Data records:
▽
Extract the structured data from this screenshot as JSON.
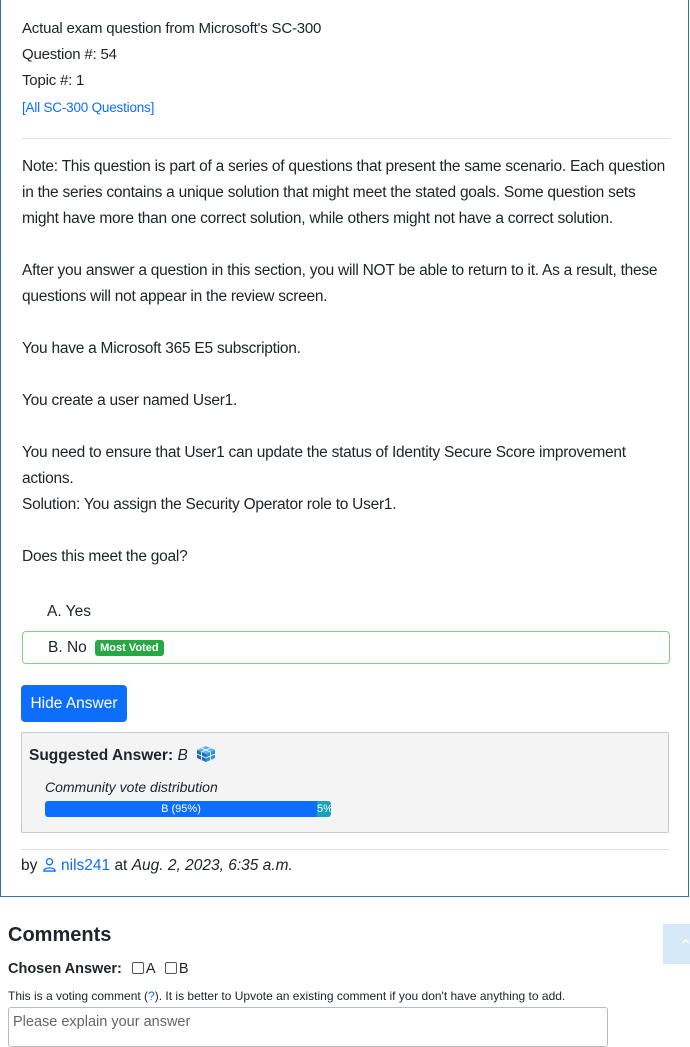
{
  "header": {
    "exam_line": "Actual exam question from Microsoft's SC-300",
    "question_number": "Question #: 54",
    "topic": "Topic #: 1",
    "all_questions_link": "[All SC-300 Questions]"
  },
  "question": {
    "paragraphs": [
      "Note: This question is part of a series of questions that present the same scenario. Each question in the series contains a unique solution that might meet the stated goals. Some question sets might have more than one correct solution, while others might not have a correct solution.",
      "After you answer a question in this section, you will NOT be able to return to it. As a result, these questions will not appear in the review screen.",
      "You have a Microsoft 365 E5 subscription.",
      "You create a user named User1.",
      "You need to ensure that User1 can update the status of Identity Secure Score improvement actions.",
      "Solution: You assign the Security Operator role to User1.",
      "Does this meet the goal?"
    ],
    "choices": [
      {
        "label": "A. Yes",
        "badge": ""
      },
      {
        "label": "B. No",
        "badge": "Most Voted"
      }
    ]
  },
  "hide_answer_button": "Hide Answer",
  "answer": {
    "suggested_label": "Suggested Answer:",
    "suggested_value": "B",
    "vote_title": "Community vote distribution",
    "vote_b_label": "B (95%)",
    "vote_other_label": "5%",
    "vote_b_fraction": 0.95,
    "vote_other_fraction": 0.05
  },
  "byline": {
    "by": "by",
    "user": "nils241",
    "at": "at",
    "date": "Aug. 2, 2023, 6:35 a.m."
  },
  "comments": {
    "title": "Comments",
    "chosen_label": "Chosen Answer:",
    "option_a": "A",
    "option_b": "B",
    "note_before": "This is a voting comment (",
    "note_q": "?",
    "note_after": "). It is better to Upvote an existing comment if you don't have anything to add.",
    "textarea_placeholder": "Please explain your answer"
  },
  "colors": {
    "accent": "#0d6efd",
    "badge_green": "#28a745",
    "vote_other": "#17a2b8"
  }
}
△
Exercise prompt: Show every line from the entries above in which "that" appears.

Answer for the task:
      "Note: This question is part of a series of questions that present the same scenario. Each question in the series contains a unique solution that might meet the stated goals. Some question sets might have more than one correct solution, while others might not have a correct solution.",
      "You need to ensure that User1 can update the status of Identity Secure Score improvement actions.",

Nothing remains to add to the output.